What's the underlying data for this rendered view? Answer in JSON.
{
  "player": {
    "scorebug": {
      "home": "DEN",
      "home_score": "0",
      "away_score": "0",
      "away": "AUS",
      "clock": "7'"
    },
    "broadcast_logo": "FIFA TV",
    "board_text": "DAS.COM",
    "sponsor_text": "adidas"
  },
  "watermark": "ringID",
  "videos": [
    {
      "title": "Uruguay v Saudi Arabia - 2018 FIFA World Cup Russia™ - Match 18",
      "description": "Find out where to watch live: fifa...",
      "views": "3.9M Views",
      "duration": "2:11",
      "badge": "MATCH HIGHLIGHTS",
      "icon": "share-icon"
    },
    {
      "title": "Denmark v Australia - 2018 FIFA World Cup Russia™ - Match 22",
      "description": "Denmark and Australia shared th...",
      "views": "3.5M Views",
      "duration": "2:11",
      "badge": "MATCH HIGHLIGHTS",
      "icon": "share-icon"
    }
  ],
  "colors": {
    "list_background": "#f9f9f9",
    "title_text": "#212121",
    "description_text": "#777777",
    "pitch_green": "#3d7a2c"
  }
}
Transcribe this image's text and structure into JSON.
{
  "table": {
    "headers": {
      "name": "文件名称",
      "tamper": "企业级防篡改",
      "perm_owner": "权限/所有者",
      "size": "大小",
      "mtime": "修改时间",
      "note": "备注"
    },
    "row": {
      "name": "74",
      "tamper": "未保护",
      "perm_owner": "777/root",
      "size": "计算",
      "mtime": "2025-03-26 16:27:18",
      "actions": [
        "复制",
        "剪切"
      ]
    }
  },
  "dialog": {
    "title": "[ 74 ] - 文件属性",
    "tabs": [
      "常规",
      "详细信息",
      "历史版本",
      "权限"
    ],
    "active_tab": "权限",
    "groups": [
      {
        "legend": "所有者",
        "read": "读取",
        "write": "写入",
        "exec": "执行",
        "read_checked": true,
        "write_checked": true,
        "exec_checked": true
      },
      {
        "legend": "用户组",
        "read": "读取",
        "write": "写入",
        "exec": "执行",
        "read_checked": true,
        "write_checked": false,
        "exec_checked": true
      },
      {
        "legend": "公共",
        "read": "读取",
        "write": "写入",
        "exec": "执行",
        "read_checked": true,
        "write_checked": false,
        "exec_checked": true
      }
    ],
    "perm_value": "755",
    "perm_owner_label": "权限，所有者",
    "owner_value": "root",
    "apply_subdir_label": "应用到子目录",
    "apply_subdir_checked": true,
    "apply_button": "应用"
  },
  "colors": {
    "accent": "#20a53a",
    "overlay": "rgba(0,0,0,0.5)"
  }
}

WRITTEN REQUEST = Give an exact repetition of all the material.

ANSWER TO THE TASK =
What's the underlying data for this rendered view? Answer in JSON.
{
  "player": {
    "scorebug": {
      "home": "DEN",
      "home_score": "0",
      "away_score": "0",
      "away": "AUS",
      "clock": "7'"
    },
    "broadcast_logo": "FIFA TV",
    "board_text": "DAS.COM",
    "sponsor_text": "adidas"
  },
  "watermark": "ringID",
  "videos": [
    {
      "title": "Uruguay v Saudi Arabia - 2018 FIFA World Cup Russia™ - Match 18",
      "description": "Find out where to watch live: fifa...",
      "views": "3.9M Views",
      "duration": "2:11",
      "badge": "MATCH HIGHLIGHTS",
      "icon": "share-icon"
    },
    {
      "title": "Denmark v Australia - 2018 FIFA World Cup Russia™ - Match 22",
      "description": "Denmark and Australia shared th...",
      "views": "3.5M Views",
      "duration": "2:11",
      "badge": "MATCH HIGHLIGHTS",
      "icon": "share-icon"
    }
  ],
  "colors": {
    "list_background": "#f9f9f9",
    "title_text": "#212121",
    "description_text": "#777777",
    "pitch_green": "#3d7a2c"
  }
}
Transcribe this image's text and structure into JSON.
{
  "table": {
    "headers": {
      "name": "文件名称",
      "tamper": "企业级防篡改",
      "perm_owner": "权限/所有者",
      "size": "大小",
      "mtime": "修改时间",
      "note": "备注"
    },
    "row": {
      "name": "74",
      "tamper": "未保护",
      "perm_owner": "777/root",
      "size": "计算",
      "mtime": "2025-03-26 16:27:18",
      "actions": [
        "复制",
        "剪切"
      ]
    }
  },
  "dialog": {
    "title": "[ 74 ] - 文件属性",
    "tabs": [
      "常规",
      "详细信息",
      "历史版本",
      "权限"
    ],
    "active_tab": "权限",
    "groups": [
      {
        "legend": "所有者",
        "read": "读取",
        "write": "写入",
        "exec": "执行",
        "read_checked": true,
        "write_checked": true,
        "exec_checked": true
      },
      {
        "legend": "用户组",
        "read": "读取",
        "write": "写入",
        "exec": "执行",
        "read_checked": true,
        "write_checked": false,
        "exec_checked": true
      },
      {
        "legend": "公共",
        "read": "读取",
        "write": "写入",
        "exec": "执行",
        "read_checked": true,
        "write_checked": false,
        "exec_checked": true
      }
    ],
    "perm_value": "755",
    "perm_owner_label": "权限，所有者",
    "owner_value": "root",
    "apply_subdir_label": "应用到子目录",
    "apply_subdir_checked": true,
    "apply_button": "应用"
  },
  "colors": {
    "accent": "#20a53a",
    "overlay": "rgba(0,0,0,0.5)"
  }
}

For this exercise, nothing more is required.